◆ TASK PROMPT ◆
Reproduce the entries below in full, word for word.

◆ SUPPLIED RECORDS ◆

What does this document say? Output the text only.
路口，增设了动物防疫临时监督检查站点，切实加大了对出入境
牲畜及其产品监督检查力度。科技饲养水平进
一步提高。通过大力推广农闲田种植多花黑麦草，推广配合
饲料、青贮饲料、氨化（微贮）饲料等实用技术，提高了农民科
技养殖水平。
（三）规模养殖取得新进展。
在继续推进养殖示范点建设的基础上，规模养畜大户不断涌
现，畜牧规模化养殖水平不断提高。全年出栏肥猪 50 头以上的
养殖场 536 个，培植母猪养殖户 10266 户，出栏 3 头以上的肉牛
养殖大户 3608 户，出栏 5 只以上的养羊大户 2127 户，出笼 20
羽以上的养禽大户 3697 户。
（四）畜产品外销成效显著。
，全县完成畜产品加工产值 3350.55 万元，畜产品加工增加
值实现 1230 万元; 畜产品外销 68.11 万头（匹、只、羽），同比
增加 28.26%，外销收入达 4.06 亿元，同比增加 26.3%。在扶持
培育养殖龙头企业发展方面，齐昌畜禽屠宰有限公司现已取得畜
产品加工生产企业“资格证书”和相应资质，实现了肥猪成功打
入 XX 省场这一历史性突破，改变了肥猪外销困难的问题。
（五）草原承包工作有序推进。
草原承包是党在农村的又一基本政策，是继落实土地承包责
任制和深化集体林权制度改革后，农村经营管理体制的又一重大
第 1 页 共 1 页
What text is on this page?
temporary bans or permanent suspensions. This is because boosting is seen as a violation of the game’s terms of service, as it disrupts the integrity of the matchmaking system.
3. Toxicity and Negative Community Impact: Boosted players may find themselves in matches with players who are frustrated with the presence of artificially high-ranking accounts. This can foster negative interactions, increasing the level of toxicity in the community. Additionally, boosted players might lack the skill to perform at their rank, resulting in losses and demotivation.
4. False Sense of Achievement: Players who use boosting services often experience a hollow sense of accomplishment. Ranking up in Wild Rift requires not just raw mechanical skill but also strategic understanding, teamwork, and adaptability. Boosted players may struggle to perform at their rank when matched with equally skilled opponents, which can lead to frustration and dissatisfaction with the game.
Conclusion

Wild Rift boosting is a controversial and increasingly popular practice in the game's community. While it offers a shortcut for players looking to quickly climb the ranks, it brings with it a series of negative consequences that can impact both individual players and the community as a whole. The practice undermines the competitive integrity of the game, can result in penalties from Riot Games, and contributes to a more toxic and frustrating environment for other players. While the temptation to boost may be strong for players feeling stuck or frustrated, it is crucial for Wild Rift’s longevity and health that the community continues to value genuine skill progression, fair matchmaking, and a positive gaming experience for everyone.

◆ RESULT OF THE EXERCISE ◆
What does this document say? Output the text only.
路口，增设了动物防疫临时监督检查站点，切实加大了对出入境
牲畜及其产品监督检查力度。科技饲养水平进
一步提高。通过大力推广农闲田种植多花黑麦草，推广配合
饲料、青贮饲料、氨化（微贮）饲料等实用技术，提高了农民科
技养殖水平。
（三）规模养殖取得新进展。
在继续推进养殖示范点建设的基础上，规模养畜大户不断涌
现，畜牧规模化养殖水平不断提高。全年出栏肥猪 50 头以上的
养殖场 536 个，培植母猪养殖户 10266 户，出栏 3 头以上的肉牛
养殖大户 3608 户，出栏 5 只以上的养羊大户 2127 户，出笼 20
羽以上的养禽大户 3697 户。
（四）畜产品外销成效显著。
，全县完成畜产品加工产值 3350.55 万元，畜产品加工增加
值实现 1230 万元; 畜产品外销 68.11 万头（匹、只、羽），同比
增加 28.26%，外销收入达 4.06 亿元，同比增加 26.3%。在扶持
培育养殖龙头企业发展方面，齐昌畜禽屠宰有限公司现已取得畜
产品加工生产企业“资格证书”和相应资质，实现了肥猪成功打
入 XX 省场这一历史性突破，改变了肥猪外销困难的问题。
（五）草原承包工作有序推进。
草原承包是党在农村的又一基本政策，是继落实土地承包责
任制和深化集体林权制度改革后，农村经营管理体制的又一重大
第 1 页 共 1 页
What text is on this page?
temporary bans or permanent suspensions. This is because boosting is seen as a violation of the game’s terms of service, as it disrupts the integrity of the matchmaking system.
3. Toxicity and Negative Community Impact: Boosted players may find themselves in matches with players who are frustrated with the presence of artificially high-ranking accounts. This can foster negative interactions, increasing the level of toxicity in the community. Additionally, boosted players might lack the skill to perform at their rank, resulting in losses and demotivation.
4. False Sense of Achievement: Players who use boosting services often experience a hollow sense of accomplishment. Ranking up in Wild Rift requires not just raw mechanical skill but also strategic understanding, teamwork, and adaptability. Boosted players may struggle to perform at their rank when matched with equally skilled opponents, which can lead to frustration and dissatisfaction with the game.
Conclusion

Wild Rift boosting is a controversial and increasingly popular practice in the game's community. While it offers a shortcut for players looking to quickly climb the ranks, it brings with it a series of negative consequences that can impact both individual players and the community as a whole. The practice undermines the competitive integrity of the game, can result in penalties from Riot Games, and contributes to a more toxic and frustrating environment for other players. While the temptation to boost may be strong for players feeling stuck or frustrated, it is crucial for Wild Rift’s longevity and health that the community continues to value genuine skill progression, fair matchmaking, and a positive gaming experience for everyone.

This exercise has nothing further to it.